* EXERCISE BRIEF
Look through the data below and return each line where "this" appears.

>> begin SOURCE RECORDS

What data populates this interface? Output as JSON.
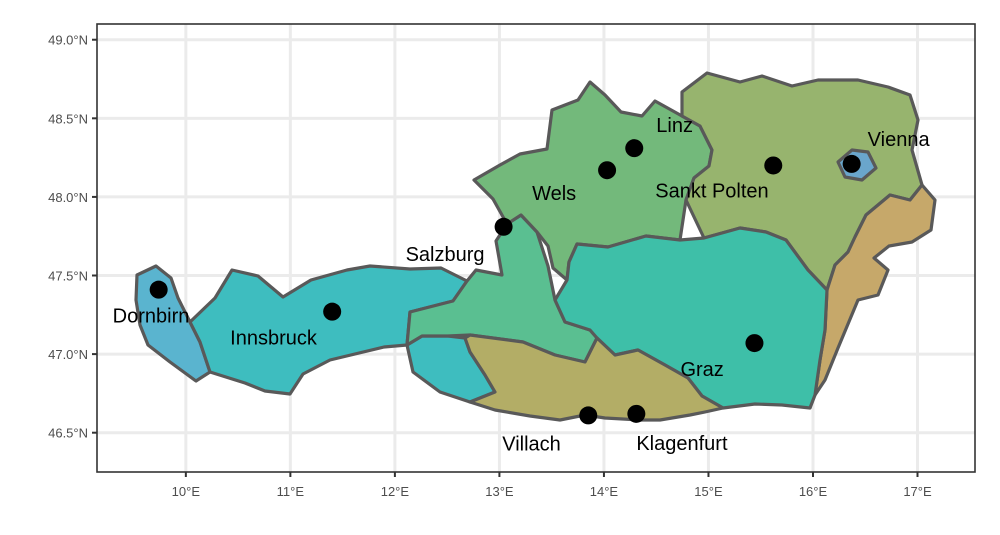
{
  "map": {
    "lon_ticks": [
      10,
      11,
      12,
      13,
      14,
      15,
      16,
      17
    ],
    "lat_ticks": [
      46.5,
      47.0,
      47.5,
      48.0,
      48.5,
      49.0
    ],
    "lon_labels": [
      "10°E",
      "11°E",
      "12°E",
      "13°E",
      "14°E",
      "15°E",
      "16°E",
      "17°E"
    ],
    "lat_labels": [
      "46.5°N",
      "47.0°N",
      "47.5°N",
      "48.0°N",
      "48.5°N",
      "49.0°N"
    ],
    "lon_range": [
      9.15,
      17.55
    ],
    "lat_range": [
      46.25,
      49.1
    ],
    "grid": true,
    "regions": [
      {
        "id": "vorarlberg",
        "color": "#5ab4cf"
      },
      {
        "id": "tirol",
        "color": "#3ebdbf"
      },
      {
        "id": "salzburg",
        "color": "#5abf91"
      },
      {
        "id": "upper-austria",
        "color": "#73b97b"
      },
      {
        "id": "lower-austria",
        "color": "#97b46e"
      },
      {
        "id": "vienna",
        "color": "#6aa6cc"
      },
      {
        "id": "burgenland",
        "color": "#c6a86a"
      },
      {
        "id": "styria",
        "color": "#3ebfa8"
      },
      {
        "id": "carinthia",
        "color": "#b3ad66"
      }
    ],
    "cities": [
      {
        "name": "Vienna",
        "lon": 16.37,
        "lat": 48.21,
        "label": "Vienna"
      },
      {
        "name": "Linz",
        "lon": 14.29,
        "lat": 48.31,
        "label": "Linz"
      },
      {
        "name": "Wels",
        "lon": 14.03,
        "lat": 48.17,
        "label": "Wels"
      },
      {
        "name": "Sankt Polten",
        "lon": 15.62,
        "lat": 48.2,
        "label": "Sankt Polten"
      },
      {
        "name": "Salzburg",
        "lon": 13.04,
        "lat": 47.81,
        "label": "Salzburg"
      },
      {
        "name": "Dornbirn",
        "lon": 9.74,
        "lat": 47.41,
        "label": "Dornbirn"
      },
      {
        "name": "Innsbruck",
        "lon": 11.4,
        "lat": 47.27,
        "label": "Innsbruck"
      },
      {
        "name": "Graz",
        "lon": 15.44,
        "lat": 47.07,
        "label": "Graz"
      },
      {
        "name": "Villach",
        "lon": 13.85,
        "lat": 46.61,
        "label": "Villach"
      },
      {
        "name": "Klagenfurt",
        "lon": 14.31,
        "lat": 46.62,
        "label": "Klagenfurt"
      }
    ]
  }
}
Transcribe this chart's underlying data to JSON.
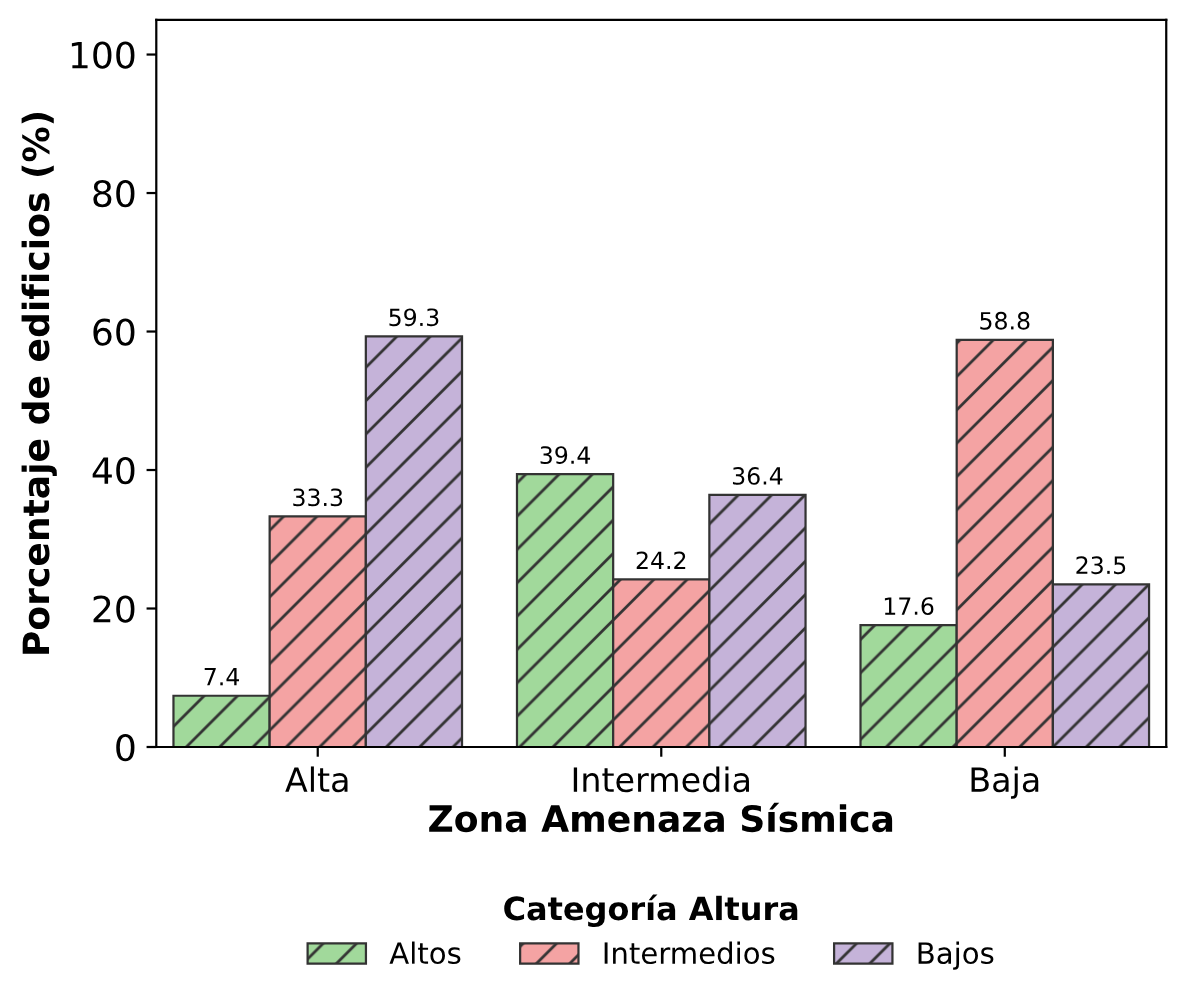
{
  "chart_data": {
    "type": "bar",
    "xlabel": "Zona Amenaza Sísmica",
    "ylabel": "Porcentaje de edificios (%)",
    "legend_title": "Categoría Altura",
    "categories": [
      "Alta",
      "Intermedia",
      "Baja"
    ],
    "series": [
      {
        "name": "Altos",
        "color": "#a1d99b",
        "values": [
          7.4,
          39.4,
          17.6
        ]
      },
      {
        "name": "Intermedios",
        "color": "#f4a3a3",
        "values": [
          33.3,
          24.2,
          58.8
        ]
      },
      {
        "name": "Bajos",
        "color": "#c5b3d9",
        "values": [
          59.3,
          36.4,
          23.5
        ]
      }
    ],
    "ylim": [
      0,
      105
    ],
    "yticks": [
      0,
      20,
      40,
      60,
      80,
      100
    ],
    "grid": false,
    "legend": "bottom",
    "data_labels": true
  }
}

>> end SOURCE RECORDS

* ANSWER TO THE EXERCISE
What data populates this interface? Output as JSON.
Transcribe this chart's underlying data to JSON.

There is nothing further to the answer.